Dataset items:
^^^^^^^^^^^^^^^^

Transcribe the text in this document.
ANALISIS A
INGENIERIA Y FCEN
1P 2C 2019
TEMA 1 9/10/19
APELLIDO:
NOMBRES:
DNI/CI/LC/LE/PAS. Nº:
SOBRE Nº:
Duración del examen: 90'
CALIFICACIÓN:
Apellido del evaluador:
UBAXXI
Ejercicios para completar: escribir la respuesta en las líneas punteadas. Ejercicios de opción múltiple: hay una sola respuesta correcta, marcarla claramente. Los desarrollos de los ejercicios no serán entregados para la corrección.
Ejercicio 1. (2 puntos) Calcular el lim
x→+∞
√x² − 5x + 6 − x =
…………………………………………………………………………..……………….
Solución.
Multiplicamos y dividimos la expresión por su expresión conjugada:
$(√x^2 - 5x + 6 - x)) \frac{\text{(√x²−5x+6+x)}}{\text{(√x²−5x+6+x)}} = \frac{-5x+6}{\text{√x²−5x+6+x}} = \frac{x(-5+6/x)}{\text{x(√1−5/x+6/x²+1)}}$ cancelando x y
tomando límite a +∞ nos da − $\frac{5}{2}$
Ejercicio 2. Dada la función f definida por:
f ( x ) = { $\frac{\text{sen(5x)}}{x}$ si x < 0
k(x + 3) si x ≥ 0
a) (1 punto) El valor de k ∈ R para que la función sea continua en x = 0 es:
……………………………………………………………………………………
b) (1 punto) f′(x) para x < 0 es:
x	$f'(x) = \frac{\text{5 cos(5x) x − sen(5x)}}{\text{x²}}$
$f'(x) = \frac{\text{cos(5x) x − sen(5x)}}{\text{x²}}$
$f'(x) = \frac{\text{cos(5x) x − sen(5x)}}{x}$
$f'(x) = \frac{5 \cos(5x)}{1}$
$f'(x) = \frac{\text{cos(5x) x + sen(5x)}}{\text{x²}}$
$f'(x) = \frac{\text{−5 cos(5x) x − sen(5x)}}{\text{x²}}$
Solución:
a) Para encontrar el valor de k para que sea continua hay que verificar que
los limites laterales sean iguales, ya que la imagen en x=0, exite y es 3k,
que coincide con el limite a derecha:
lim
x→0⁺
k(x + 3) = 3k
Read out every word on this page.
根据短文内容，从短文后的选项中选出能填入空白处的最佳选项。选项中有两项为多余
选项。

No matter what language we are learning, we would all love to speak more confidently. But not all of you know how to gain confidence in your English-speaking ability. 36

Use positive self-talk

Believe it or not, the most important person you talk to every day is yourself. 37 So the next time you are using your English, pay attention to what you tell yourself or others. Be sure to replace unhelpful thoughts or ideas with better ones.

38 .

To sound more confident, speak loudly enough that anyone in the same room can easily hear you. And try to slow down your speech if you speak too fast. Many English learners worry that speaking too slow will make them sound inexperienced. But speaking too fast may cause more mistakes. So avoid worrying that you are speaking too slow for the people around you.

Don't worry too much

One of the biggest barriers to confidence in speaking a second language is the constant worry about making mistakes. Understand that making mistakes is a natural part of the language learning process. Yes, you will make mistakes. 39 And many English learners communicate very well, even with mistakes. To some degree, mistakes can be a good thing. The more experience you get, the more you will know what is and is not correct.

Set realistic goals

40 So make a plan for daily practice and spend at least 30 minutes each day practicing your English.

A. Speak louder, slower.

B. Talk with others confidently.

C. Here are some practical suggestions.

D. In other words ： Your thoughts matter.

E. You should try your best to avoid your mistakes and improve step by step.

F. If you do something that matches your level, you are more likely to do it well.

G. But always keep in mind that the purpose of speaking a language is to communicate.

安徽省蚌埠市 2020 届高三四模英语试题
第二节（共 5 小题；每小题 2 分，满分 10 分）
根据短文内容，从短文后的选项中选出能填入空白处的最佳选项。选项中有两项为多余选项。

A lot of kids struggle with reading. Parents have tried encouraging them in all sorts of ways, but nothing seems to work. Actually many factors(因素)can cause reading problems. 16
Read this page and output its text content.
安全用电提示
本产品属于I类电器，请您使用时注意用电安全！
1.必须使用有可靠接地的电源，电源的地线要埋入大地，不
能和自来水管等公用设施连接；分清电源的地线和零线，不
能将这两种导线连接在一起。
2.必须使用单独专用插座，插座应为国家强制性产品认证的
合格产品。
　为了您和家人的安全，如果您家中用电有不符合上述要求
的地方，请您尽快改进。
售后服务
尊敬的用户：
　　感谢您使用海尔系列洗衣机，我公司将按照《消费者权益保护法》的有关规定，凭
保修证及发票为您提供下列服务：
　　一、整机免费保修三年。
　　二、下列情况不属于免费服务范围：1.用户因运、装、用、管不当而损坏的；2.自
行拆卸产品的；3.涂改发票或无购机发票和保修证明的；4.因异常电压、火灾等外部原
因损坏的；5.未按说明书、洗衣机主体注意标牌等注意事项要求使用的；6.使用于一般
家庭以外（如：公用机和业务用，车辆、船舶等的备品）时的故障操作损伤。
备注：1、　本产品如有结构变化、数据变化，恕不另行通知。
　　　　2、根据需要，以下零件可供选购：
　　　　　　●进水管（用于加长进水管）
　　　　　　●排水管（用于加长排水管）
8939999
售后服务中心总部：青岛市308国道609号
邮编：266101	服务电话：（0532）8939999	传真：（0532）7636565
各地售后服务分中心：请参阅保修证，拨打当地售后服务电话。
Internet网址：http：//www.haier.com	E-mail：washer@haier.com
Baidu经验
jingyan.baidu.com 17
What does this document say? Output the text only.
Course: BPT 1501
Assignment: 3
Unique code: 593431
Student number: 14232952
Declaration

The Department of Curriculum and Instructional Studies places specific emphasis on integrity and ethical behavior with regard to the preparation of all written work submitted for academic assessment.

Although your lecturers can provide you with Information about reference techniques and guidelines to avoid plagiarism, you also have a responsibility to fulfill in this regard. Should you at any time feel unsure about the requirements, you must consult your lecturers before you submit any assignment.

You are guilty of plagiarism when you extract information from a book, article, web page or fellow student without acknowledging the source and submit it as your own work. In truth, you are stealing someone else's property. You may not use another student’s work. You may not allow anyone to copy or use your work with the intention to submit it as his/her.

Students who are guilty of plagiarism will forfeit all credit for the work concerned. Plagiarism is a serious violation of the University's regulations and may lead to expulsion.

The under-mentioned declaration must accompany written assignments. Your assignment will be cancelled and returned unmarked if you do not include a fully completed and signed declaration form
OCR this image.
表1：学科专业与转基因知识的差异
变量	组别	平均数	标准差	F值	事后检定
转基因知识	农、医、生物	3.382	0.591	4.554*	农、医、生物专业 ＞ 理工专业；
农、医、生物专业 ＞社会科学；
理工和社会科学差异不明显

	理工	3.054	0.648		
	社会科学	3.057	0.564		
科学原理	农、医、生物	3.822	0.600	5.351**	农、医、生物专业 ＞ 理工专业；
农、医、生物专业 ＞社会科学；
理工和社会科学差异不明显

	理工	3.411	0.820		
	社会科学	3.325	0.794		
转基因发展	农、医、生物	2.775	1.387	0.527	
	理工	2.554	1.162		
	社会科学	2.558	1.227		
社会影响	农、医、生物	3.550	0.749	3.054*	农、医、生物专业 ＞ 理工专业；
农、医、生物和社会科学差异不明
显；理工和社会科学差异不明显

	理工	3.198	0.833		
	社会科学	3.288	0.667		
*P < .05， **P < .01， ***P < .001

^^^^^^^^^^^^^^^^

- To be done: Go through the listing above and pull out each line containing the word "confidently".

- Output:
No matter what language we are learning, we would all love to speak more confidently. But not all of you know how to gain confidence in your English-speaking ability. 36
B. Talk with others confidently.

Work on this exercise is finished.